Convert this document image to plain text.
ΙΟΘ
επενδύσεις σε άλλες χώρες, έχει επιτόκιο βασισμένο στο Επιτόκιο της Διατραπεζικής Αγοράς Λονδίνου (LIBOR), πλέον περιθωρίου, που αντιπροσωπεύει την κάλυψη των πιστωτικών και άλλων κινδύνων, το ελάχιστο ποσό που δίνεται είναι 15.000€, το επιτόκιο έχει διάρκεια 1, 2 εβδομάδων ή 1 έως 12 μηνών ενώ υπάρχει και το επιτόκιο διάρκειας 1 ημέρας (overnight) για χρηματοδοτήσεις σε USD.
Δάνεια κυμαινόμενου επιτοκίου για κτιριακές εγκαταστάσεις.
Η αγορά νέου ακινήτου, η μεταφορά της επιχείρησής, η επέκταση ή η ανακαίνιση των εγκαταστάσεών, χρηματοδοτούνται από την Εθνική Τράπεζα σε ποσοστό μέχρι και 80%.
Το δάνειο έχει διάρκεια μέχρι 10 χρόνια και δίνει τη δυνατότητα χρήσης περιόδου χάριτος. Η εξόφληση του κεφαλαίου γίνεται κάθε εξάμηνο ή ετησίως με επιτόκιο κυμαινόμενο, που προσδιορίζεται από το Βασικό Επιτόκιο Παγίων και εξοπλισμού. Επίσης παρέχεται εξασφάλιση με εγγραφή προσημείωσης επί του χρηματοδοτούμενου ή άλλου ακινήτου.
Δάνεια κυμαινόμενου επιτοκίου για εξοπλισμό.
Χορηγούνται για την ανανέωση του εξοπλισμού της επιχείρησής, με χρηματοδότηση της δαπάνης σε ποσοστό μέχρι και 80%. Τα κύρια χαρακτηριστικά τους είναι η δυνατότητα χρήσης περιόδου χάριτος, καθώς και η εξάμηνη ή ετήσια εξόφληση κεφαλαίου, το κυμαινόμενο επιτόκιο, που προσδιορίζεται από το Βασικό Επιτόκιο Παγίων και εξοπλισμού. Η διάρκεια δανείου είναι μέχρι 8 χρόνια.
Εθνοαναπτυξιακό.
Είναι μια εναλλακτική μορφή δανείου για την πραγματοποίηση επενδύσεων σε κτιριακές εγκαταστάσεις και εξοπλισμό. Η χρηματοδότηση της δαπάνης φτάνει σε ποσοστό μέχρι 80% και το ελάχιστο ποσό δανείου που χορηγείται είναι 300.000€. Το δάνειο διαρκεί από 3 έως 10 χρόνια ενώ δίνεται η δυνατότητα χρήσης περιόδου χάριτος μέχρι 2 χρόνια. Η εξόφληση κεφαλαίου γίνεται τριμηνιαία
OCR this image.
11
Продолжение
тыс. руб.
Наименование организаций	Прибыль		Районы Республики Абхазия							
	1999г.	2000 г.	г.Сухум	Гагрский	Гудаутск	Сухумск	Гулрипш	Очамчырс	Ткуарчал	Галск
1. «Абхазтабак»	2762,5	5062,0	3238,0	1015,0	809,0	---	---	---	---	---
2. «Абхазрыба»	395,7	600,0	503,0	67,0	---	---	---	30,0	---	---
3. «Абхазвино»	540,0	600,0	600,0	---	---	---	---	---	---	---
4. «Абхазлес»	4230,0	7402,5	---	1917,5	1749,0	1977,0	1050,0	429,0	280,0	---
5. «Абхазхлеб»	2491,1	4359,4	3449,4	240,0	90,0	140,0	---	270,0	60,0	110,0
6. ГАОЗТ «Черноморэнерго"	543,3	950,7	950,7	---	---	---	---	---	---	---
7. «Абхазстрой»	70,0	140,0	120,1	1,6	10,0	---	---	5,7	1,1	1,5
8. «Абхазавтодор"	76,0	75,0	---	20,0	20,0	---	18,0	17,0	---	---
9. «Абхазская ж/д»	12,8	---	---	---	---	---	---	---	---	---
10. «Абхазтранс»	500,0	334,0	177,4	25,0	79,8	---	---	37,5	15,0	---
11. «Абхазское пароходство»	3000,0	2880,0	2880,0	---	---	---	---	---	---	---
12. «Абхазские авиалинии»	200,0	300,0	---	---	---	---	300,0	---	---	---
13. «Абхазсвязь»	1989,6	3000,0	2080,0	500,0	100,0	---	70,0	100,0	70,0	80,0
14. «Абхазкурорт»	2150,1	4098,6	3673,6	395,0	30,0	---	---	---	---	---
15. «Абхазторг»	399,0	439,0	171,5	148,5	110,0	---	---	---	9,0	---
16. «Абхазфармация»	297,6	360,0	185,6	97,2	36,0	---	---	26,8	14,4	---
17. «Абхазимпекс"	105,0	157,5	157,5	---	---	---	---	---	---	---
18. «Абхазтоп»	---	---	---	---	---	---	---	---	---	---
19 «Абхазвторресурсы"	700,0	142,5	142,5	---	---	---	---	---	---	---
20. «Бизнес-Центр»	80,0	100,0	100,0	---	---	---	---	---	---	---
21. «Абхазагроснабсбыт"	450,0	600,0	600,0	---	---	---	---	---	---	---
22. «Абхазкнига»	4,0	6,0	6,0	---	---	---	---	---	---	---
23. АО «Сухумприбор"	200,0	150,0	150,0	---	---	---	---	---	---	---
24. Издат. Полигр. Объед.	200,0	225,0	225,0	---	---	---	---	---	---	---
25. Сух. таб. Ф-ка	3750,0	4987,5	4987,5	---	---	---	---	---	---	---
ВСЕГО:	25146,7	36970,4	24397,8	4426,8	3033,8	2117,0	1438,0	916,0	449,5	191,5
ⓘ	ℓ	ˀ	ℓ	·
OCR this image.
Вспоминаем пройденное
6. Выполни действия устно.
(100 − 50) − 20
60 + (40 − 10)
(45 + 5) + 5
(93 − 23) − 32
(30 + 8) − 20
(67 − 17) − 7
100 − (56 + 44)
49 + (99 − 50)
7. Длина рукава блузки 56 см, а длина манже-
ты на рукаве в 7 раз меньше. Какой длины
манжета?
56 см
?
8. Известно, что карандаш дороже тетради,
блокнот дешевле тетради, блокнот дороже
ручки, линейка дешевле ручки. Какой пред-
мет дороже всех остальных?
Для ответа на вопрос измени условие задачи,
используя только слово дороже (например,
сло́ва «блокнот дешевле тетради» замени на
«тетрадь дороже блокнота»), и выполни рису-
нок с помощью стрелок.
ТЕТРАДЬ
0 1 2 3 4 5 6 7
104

━━━━━━

→ **Aim of the exercise**: Extract every line containing the string "дешевле" from the data above.

→ **Solution**:
блокнот дешевле тетради, блокнот дороже
ручки, линейка дешевле ручки. Какой пред-
сло́ва «блокнот дешевле тетради» замени на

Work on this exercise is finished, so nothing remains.